Stored data –
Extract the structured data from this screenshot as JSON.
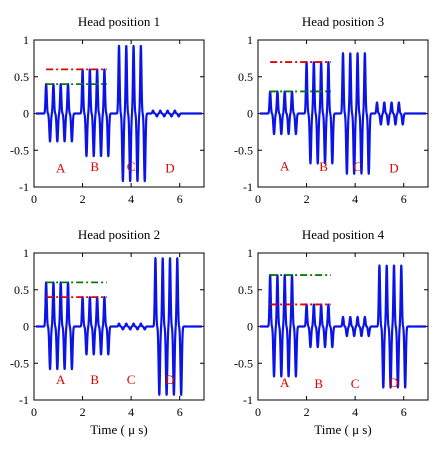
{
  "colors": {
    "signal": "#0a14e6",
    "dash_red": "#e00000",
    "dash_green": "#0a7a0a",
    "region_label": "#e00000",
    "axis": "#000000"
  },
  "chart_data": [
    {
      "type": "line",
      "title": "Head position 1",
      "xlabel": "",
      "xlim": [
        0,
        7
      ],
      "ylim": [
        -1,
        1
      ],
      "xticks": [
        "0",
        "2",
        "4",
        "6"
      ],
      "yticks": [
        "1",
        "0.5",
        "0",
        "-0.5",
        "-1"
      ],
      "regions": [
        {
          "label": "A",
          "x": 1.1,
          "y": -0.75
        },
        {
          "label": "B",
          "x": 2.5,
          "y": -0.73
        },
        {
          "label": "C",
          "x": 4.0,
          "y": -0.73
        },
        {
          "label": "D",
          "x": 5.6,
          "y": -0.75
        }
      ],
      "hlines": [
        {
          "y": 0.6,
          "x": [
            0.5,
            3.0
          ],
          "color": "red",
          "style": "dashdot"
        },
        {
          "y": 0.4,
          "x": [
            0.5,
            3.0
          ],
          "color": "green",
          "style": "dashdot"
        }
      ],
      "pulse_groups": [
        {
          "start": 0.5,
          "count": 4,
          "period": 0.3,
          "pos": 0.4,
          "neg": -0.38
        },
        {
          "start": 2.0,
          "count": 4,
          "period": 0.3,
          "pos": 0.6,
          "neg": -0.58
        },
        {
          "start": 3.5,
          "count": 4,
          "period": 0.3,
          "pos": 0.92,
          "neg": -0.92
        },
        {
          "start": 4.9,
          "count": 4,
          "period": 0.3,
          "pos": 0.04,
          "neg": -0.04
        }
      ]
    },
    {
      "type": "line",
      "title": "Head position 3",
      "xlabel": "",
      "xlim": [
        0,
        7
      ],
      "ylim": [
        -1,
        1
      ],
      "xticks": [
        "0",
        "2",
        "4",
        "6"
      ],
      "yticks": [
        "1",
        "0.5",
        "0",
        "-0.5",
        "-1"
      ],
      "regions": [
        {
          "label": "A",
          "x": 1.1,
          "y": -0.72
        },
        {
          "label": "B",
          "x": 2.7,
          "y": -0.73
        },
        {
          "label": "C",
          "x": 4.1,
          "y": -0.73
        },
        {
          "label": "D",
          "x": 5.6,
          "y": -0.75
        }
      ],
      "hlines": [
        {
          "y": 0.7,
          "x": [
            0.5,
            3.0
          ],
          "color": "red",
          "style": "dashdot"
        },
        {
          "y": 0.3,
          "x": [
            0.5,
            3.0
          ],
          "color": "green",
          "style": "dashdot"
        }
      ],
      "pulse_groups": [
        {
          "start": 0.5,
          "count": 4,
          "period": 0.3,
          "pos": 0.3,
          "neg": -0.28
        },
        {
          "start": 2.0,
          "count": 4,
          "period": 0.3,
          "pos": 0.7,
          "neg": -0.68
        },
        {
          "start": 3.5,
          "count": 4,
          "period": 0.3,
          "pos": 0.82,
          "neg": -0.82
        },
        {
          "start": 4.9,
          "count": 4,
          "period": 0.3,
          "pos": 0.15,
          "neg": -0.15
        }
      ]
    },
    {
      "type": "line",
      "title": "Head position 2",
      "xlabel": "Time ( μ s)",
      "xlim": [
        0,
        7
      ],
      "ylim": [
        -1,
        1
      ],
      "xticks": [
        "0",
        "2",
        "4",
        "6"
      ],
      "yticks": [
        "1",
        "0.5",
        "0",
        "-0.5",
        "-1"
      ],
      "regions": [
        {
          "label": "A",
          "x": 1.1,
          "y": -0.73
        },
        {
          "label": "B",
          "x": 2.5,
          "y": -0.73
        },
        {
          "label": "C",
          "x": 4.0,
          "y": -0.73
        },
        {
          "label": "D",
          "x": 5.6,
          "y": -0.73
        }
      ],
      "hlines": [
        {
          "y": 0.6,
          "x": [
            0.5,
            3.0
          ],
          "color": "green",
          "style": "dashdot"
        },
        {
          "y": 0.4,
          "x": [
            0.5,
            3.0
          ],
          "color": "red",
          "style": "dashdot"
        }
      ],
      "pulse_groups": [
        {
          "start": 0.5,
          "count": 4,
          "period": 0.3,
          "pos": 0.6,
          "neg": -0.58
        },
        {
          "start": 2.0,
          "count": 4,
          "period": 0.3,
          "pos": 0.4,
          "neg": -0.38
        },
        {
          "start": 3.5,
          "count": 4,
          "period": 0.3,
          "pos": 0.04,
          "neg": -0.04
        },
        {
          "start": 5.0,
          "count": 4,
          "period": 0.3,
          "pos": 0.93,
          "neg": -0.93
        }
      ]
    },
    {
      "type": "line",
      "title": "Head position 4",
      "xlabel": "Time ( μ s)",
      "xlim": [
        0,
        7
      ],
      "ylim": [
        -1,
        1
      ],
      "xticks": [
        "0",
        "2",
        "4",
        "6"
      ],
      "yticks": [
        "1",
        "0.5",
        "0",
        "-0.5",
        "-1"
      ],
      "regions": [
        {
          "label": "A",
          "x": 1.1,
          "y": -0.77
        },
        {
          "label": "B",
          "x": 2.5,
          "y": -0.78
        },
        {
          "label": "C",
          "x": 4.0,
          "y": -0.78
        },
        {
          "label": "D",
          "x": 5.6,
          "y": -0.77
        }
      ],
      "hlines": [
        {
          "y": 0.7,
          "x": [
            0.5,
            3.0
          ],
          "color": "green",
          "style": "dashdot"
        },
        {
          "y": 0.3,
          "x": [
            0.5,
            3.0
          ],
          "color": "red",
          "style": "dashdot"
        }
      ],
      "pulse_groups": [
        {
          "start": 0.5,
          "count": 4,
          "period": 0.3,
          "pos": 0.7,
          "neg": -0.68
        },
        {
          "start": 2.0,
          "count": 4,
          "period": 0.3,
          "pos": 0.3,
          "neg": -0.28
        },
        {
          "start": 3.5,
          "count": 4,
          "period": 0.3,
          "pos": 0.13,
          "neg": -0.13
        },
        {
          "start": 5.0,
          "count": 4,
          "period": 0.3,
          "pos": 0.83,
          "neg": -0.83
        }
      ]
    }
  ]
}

Instructions for the task –
Without including any pictures, print all of the material exactly as given.

Task response –
Extract the structured data from this screenshot as JSON.
{
  "colors": {
    "signal": "#0a14e6",
    "dash_red": "#e00000",
    "dash_green": "#0a7a0a",
    "region_label": "#e00000",
    "axis": "#000000"
  },
  "chart_data": [
    {
      "type": "line",
      "title": "Head position 1",
      "xlabel": "",
      "xlim": [
        0,
        7
      ],
      "ylim": [
        -1,
        1
      ],
      "xticks": [
        "0",
        "2",
        "4",
        "6"
      ],
      "yticks": [
        "1",
        "0.5",
        "0",
        "-0.5",
        "-1"
      ],
      "regions": [
        {
          "label": "A",
          "x": 1.1,
          "y": -0.75
        },
        {
          "label": "B",
          "x": 2.5,
          "y": -0.73
        },
        {
          "label": "C",
          "x": 4.0,
          "y": -0.73
        },
        {
          "label": "D",
          "x": 5.6,
          "y": -0.75
        }
      ],
      "hlines": [
        {
          "y": 0.6,
          "x": [
            0.5,
            3.0
          ],
          "color": "red",
          "style": "dashdot"
        },
        {
          "y": 0.4,
          "x": [
            0.5,
            3.0
          ],
          "color": "green",
          "style": "dashdot"
        }
      ],
      "pulse_groups": [
        {
          "start": 0.5,
          "count": 4,
          "period": 0.3,
          "pos": 0.4,
          "neg": -0.38
        },
        {
          "start": 2.0,
          "count": 4,
          "period": 0.3,
          "pos": 0.6,
          "neg": -0.58
        },
        {
          "start": 3.5,
          "count": 4,
          "period": 0.3,
          "pos": 0.92,
          "neg": -0.92
        },
        {
          "start": 4.9,
          "count": 4,
          "period": 0.3,
          "pos": 0.04,
          "neg": -0.04
        }
      ]
    },
    {
      "type": "line",
      "title": "Head position 3",
      "xlabel": "",
      "xlim": [
        0,
        7
      ],
      "ylim": [
        -1,
        1
      ],
      "xticks": [
        "0",
        "2",
        "4",
        "6"
      ],
      "yticks": [
        "1",
        "0.5",
        "0",
        "-0.5",
        "-1"
      ],
      "regions": [
        {
          "label": "A",
          "x": 1.1,
          "y": -0.72
        },
        {
          "label": "B",
          "x": 2.7,
          "y": -0.73
        },
        {
          "label": "C",
          "x": 4.1,
          "y": -0.73
        },
        {
          "label": "D",
          "x": 5.6,
          "y": -0.75
        }
      ],
      "hlines": [
        {
          "y": 0.7,
          "x": [
            0.5,
            3.0
          ],
          "color": "red",
          "style": "dashdot"
        },
        {
          "y": 0.3,
          "x": [
            0.5,
            3.0
          ],
          "color": "green",
          "style": "dashdot"
        }
      ],
      "pulse_groups": [
        {
          "start": 0.5,
          "count": 4,
          "period": 0.3,
          "pos": 0.3,
          "neg": -0.28
        },
        {
          "start": 2.0,
          "count": 4,
          "period": 0.3,
          "pos": 0.7,
          "neg": -0.68
        },
        {
          "start": 3.5,
          "count": 4,
          "period": 0.3,
          "pos": 0.82,
          "neg": -0.82
        },
        {
          "start": 4.9,
          "count": 4,
          "period": 0.3,
          "pos": 0.15,
          "neg": -0.15
        }
      ]
    },
    {
      "type": "line",
      "title": "Head position 2",
      "xlabel": "Time ( μ s)",
      "xlim": [
        0,
        7
      ],
      "ylim": [
        -1,
        1
      ],
      "xticks": [
        "0",
        "2",
        "4",
        "6"
      ],
      "yticks": [
        "1",
        "0.5",
        "0",
        "-0.5",
        "-1"
      ],
      "regions": [
        {
          "label": "A",
          "x": 1.1,
          "y": -0.73
        },
        {
          "label": "B",
          "x": 2.5,
          "y": -0.73
        },
        {
          "label": "C",
          "x": 4.0,
          "y": -0.73
        },
        {
          "label": "D",
          "x": 5.6,
          "y": -0.73
        }
      ],
      "hlines": [
        {
          "y": 0.6,
          "x": [
            0.5,
            3.0
          ],
          "color": "green",
          "style": "dashdot"
        },
        {
          "y": 0.4,
          "x": [
            0.5,
            3.0
          ],
          "color": "red",
          "style": "dashdot"
        }
      ],
      "pulse_groups": [
        {
          "start": 0.5,
          "count": 4,
          "period": 0.3,
          "pos": 0.6,
          "neg": -0.58
        },
        {
          "start": 2.0,
          "count": 4,
          "period": 0.3,
          "pos": 0.4,
          "neg": -0.38
        },
        {
          "start": 3.5,
          "count": 4,
          "period": 0.3,
          "pos": 0.04,
          "neg": -0.04
        },
        {
          "start": 5.0,
          "count": 4,
          "period": 0.3,
          "pos": 0.93,
          "neg": -0.93
        }
      ]
    },
    {
      "type": "line",
      "title": "Head position 4",
      "xlabel": "Time ( μ s)",
      "xlim": [
        0,
        7
      ],
      "ylim": [
        -1,
        1
      ],
      "xticks": [
        "0",
        "2",
        "4",
        "6"
      ],
      "yticks": [
        "1",
        "0.5",
        "0",
        "-0.5",
        "-1"
      ],
      "regions": [
        {
          "label": "A",
          "x": 1.1,
          "y": -0.77
        },
        {
          "label": "B",
          "x": 2.5,
          "y": -0.78
        },
        {
          "label": "C",
          "x": 4.0,
          "y": -0.78
        },
        {
          "label": "D",
          "x": 5.6,
          "y": -0.77
        }
      ],
      "hlines": [
        {
          "y": 0.7,
          "x": [
            0.5,
            3.0
          ],
          "color": "green",
          "style": "dashdot"
        },
        {
          "y": 0.3,
          "x": [
            0.5,
            3.0
          ],
          "color": "red",
          "style": "dashdot"
        }
      ],
      "pulse_groups": [
        {
          "start": 0.5,
          "count": 4,
          "period": 0.3,
          "pos": 0.7,
          "neg": -0.68
        },
        {
          "start": 2.0,
          "count": 4,
          "period": 0.3,
          "pos": 0.3,
          "neg": -0.28
        },
        {
          "start": 3.5,
          "count": 4,
          "period": 0.3,
          "pos": 0.13,
          "neg": -0.13
        },
        {
          "start": 5.0,
          "count": 4,
          "period": 0.3,
          "pos": 0.83,
          "neg": -0.83
        }
      ]
    }
  ]
}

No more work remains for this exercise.